## Begin TASK INPUTS

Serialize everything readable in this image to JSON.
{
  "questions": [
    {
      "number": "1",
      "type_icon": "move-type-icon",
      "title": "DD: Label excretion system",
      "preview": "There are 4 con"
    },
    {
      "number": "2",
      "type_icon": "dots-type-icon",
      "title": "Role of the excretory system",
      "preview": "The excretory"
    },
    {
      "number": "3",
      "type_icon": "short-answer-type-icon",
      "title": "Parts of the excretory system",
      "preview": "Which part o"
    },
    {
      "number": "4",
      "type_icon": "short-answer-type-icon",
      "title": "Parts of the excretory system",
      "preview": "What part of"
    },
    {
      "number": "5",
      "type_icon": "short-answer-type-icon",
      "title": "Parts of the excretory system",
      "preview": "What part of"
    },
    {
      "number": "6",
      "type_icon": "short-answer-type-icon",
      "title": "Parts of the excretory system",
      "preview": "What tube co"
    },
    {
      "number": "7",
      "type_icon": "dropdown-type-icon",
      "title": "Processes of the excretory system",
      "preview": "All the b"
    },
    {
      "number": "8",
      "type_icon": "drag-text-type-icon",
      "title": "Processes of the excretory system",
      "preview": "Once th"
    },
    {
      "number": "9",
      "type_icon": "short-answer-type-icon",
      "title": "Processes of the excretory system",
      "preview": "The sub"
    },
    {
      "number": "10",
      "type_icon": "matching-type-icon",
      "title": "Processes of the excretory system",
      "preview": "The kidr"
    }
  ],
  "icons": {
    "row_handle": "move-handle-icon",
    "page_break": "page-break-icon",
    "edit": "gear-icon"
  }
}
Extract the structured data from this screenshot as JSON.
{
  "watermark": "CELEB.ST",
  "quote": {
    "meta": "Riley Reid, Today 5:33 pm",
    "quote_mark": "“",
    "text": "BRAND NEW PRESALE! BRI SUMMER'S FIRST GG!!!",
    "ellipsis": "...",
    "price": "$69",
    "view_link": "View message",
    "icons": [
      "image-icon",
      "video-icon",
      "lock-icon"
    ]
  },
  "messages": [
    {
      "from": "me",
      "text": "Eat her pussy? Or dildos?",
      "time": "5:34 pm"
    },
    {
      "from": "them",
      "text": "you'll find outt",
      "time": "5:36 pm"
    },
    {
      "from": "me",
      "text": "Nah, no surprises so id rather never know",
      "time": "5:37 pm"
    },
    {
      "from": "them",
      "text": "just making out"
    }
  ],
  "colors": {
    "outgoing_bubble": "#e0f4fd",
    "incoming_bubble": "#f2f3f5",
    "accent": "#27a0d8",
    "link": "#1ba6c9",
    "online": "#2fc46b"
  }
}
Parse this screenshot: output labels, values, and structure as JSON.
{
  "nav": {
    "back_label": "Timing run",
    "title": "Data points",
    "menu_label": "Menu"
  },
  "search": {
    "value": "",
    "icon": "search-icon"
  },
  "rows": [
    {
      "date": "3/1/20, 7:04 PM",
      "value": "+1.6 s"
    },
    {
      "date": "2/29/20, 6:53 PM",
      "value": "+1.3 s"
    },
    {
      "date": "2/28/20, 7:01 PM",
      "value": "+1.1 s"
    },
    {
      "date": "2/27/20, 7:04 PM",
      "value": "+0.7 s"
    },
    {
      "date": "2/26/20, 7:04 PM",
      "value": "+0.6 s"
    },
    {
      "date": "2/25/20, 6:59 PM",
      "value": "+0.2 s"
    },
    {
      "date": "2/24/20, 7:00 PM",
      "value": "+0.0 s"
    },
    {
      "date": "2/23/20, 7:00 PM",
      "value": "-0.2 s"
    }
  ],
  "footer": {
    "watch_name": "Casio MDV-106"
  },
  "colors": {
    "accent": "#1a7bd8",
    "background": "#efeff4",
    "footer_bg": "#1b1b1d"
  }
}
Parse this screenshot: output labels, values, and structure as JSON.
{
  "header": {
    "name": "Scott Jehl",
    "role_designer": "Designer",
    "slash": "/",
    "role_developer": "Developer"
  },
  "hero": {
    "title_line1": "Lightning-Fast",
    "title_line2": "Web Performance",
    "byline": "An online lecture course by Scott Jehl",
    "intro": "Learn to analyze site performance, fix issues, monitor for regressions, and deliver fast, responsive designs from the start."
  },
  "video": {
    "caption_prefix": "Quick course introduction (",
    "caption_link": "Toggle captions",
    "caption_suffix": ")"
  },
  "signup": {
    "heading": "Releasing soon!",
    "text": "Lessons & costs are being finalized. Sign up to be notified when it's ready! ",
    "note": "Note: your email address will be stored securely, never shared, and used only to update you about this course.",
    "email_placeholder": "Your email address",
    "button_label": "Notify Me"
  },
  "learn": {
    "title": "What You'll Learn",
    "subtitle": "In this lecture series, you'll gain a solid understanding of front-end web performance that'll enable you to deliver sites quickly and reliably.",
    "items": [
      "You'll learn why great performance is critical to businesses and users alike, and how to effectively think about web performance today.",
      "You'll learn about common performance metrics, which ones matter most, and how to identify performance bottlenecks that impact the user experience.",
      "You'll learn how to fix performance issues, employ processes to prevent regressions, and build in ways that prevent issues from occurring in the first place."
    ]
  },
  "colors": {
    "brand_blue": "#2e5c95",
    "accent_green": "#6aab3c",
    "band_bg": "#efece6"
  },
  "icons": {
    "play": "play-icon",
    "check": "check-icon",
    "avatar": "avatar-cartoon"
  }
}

## End TASK INPUTS

» **INSTRUCTION**: Each line in the listing above that contains "never" should be copied.

» **COMPLETED TASK**:
      "text": "Nah, no surprises so id rather never know",
    "note": "Note: your email address will be stored securely, never shared, and used only to update you about this course.",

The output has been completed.